━━ Records provided ━━

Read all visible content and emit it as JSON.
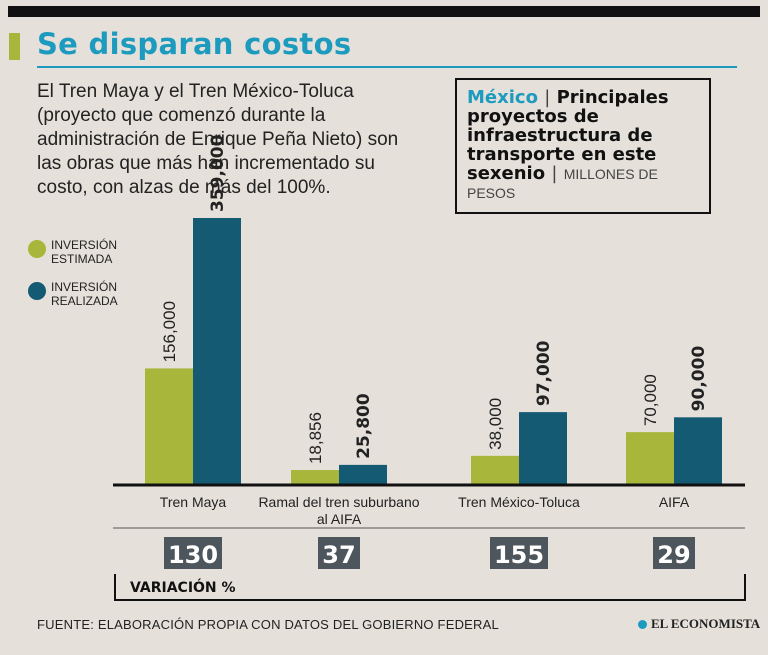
{
  "title": "Se disparan costos",
  "intro": "El Tren Maya y el Tren México-Toluca (proyecto que comenzó durante la administración de Enrique Peña Nieto) son las obras que más han incrementado su costo, con alzas de más del 100%.",
  "info_box": {
    "country": "México",
    "separator": "|",
    "heading": "Principales proyectos de infraestructura de transporte en este sexenio",
    "units": "MILLONES DE PESOS"
  },
  "legend": [
    {
      "label": "INVERSIÓN ESTIMADA",
      "color": "#a8b73b"
    },
    {
      "label": "INVERSIÓN REALIZADA",
      "color": "#145a73"
    }
  ],
  "chart_data": {
    "type": "bar",
    "categories": [
      "Tren Maya",
      "Ramal del tren suburbano al AIFA",
      "Tren México-Toluca",
      "AIFA"
    ],
    "series": [
      {
        "name": "INVERSIÓN ESTIMADA",
        "values": [
          156000,
          18856,
          38000,
          70000
        ],
        "labels": [
          "156,000",
          "18,856",
          "38,000",
          "70,000"
        ]
      },
      {
        "name": "INVERSIÓN REALIZADA",
        "values": [
          359000,
          25800,
          97000,
          90000
        ],
        "labels": [
          "359,000",
          "25,800",
          "97,000",
          "90,000"
        ]
      }
    ],
    "variation_label": "VARIACIÓN %",
    "variation": [
      130,
      37,
      155,
      29
    ],
    "ylim": [
      0,
      359000
    ],
    "colors": {
      "estimada": "#a8b73b",
      "realizada": "#145a73",
      "badge": "#4d565c"
    }
  },
  "footer": {
    "source": "FUENTE: ELABORACIÓN PROPIA CON DATOS DEL GOBIERNO FEDERAL",
    "logo": "EL ECONOMISTA"
  }
}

━━━

* Task: Extract all the data above exactly, excluding every picture.

* Response to the exercise:
Read all visible content and emit it as JSON.
{
  "title": "Se disparan costos",
  "intro": "El Tren Maya y el Tren México-Toluca (proyecto que comenzó durante la administración de Enrique Peña Nieto) son las obras que más han incrementado su costo, con alzas de más del 100%.",
  "info_box": {
    "country": "México",
    "separator": "|",
    "heading": "Principales proyectos de infraestructura de transporte en este sexenio",
    "units": "MILLONES DE PESOS"
  },
  "legend": [
    {
      "label": "INVERSIÓN ESTIMADA",
      "color": "#a8b73b"
    },
    {
      "label": "INVERSIÓN REALIZADA",
      "color": "#145a73"
    }
  ],
  "chart_data": {
    "type": "bar",
    "categories": [
      "Tren Maya",
      "Ramal del tren suburbano al AIFA",
      "Tren México-Toluca",
      "AIFA"
    ],
    "series": [
      {
        "name": "INVERSIÓN ESTIMADA",
        "values": [
          156000,
          18856,
          38000,
          70000
        ],
        "labels": [
          "156,000",
          "18,856",
          "38,000",
          "70,000"
        ]
      },
      {
        "name": "INVERSIÓN REALIZADA",
        "values": [
          359000,
          25800,
          97000,
          90000
        ],
        "labels": [
          "359,000",
          "25,800",
          "97,000",
          "90,000"
        ]
      }
    ],
    "variation_label": "VARIACIÓN %",
    "variation": [
      130,
      37,
      155,
      29
    ],
    "ylim": [
      0,
      359000
    ],
    "colors": {
      "estimada": "#a8b73b",
      "realizada": "#145a73",
      "badge": "#4d565c"
    }
  },
  "footer": {
    "source": "FUENTE: ELABORACIÓN PROPIA CON DATOS DEL GOBIERNO FEDERAL",
    "logo": "EL ECONOMISTA"
  }
}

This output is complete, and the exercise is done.